[Figure record extracts]
<<<<

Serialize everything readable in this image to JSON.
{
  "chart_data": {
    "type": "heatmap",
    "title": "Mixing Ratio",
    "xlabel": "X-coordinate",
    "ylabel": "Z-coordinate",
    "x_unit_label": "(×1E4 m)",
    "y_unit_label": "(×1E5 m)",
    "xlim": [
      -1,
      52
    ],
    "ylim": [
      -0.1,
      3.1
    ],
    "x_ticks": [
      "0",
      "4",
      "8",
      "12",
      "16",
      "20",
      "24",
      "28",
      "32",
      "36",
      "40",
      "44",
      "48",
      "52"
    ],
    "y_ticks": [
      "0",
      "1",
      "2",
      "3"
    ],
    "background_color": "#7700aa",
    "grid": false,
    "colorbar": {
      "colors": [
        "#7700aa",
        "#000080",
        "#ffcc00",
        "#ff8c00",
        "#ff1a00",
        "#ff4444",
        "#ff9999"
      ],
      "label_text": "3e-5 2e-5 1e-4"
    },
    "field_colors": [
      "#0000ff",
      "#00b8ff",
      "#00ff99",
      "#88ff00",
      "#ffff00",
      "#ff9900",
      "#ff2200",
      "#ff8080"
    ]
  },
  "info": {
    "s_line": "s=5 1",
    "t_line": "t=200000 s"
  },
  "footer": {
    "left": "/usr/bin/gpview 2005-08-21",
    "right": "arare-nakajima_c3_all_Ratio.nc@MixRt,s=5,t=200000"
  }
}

>>>>

**STATED EXERCISE:**
Which lines above contain "coordinate"? Show each of them.

**RIGHT ANSWER:**
    "xlabel": "X-coordinate",
    "ylabel": "Z-coordinate",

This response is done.